*PROBLEM STATEMENT*
Wherever the word "radius" appears in the entries, copy the whole line.

(Document page data)

****************************************

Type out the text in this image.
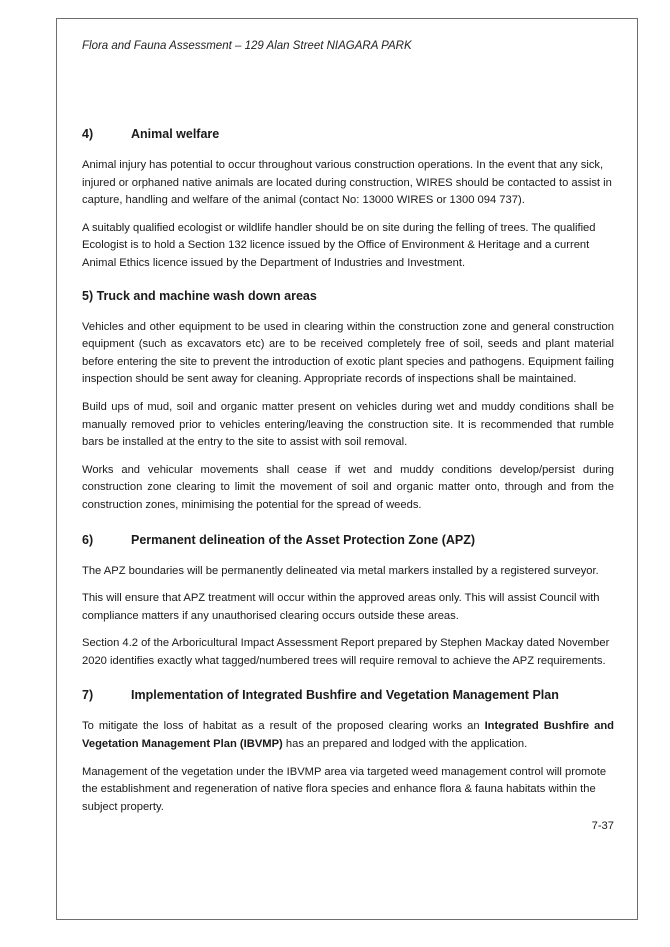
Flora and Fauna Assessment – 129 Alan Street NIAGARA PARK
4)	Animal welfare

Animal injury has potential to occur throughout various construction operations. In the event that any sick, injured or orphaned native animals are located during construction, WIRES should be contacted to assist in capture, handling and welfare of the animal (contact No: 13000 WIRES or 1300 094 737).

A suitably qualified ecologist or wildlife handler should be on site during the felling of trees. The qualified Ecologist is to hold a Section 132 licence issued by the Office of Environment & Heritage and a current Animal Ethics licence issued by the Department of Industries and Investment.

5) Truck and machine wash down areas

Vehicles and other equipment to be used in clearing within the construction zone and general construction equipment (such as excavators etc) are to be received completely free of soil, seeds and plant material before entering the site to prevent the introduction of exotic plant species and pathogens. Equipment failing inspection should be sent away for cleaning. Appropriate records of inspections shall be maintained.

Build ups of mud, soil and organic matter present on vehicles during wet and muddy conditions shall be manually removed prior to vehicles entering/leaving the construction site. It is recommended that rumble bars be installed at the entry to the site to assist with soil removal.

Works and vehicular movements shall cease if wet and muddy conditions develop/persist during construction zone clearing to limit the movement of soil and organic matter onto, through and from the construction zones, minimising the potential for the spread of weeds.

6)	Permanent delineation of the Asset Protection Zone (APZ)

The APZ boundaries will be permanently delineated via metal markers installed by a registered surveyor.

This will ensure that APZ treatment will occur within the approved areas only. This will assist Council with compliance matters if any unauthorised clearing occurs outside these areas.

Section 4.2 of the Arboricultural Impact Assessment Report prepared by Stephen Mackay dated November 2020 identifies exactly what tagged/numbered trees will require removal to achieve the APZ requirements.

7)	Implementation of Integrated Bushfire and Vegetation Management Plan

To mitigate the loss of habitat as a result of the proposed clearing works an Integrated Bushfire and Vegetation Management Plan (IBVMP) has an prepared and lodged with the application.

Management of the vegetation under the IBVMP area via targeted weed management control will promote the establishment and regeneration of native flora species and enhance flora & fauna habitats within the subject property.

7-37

****************************************

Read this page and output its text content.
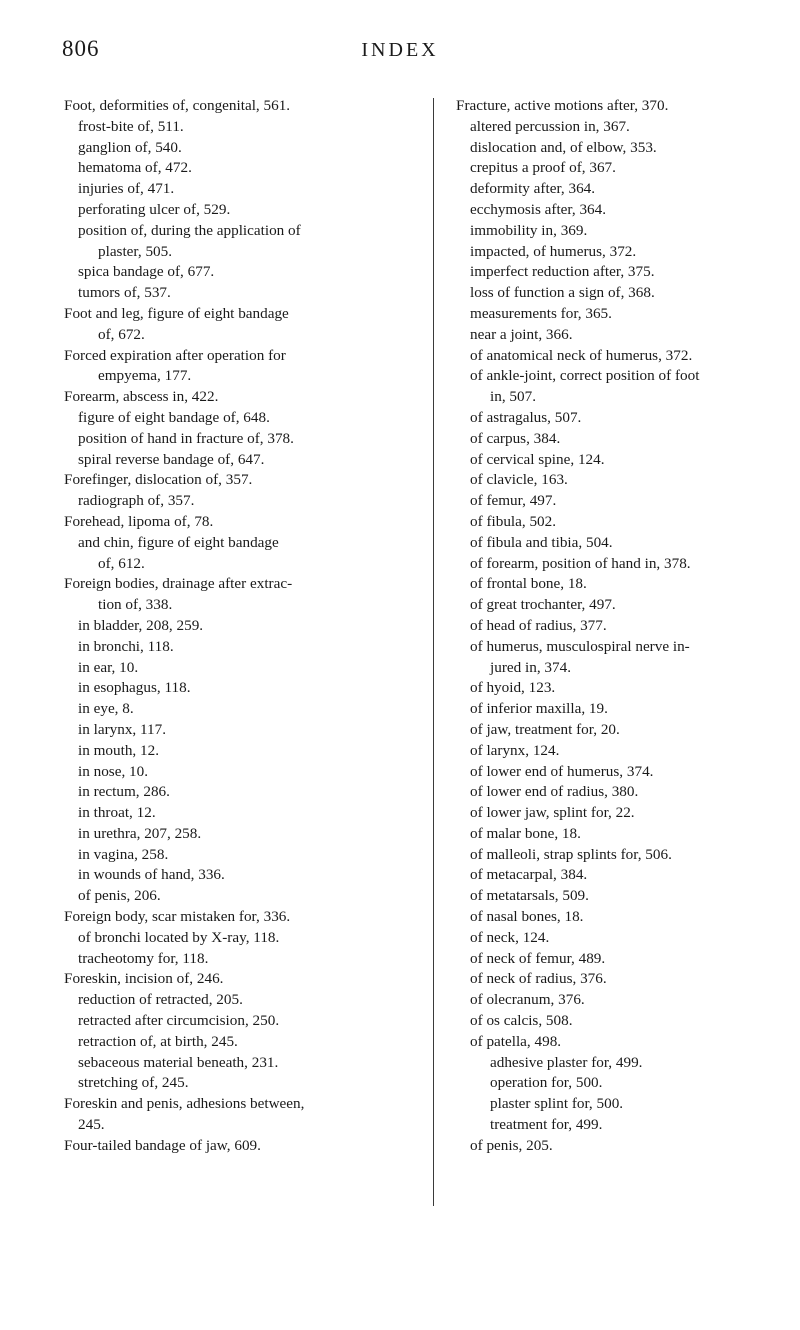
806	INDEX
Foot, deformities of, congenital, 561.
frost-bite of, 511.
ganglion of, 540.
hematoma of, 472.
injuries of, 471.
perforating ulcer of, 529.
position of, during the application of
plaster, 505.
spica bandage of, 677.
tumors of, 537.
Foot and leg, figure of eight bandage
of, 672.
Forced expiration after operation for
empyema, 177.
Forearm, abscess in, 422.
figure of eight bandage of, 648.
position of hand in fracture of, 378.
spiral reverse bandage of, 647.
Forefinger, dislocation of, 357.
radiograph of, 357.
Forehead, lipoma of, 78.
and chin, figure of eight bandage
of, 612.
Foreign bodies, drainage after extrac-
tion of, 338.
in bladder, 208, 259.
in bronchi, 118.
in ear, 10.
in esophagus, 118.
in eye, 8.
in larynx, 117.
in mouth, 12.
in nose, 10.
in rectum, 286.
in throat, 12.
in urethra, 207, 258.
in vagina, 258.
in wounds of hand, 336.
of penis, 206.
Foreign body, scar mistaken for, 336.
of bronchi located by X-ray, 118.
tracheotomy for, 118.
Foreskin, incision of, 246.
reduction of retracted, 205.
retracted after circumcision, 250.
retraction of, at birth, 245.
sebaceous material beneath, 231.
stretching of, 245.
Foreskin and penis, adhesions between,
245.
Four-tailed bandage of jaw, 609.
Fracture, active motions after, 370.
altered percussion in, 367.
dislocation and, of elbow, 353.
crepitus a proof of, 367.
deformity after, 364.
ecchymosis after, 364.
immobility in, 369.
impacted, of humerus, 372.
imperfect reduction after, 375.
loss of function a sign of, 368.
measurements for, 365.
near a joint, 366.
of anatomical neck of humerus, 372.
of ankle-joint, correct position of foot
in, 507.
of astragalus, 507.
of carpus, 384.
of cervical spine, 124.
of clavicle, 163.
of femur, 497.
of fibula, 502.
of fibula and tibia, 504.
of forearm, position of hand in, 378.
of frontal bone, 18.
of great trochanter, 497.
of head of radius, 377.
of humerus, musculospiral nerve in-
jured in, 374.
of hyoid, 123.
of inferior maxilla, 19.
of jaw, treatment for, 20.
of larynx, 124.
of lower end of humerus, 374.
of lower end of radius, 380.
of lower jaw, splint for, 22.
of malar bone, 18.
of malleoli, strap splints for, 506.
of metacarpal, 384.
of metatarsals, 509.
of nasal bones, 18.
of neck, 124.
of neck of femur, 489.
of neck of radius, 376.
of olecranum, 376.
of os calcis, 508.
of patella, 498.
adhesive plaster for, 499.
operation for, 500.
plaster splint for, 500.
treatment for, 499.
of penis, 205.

****************************************

*RESPONSE*
of head of radius, 377.
of lower end of radius, 380.
of neck of radius, 376.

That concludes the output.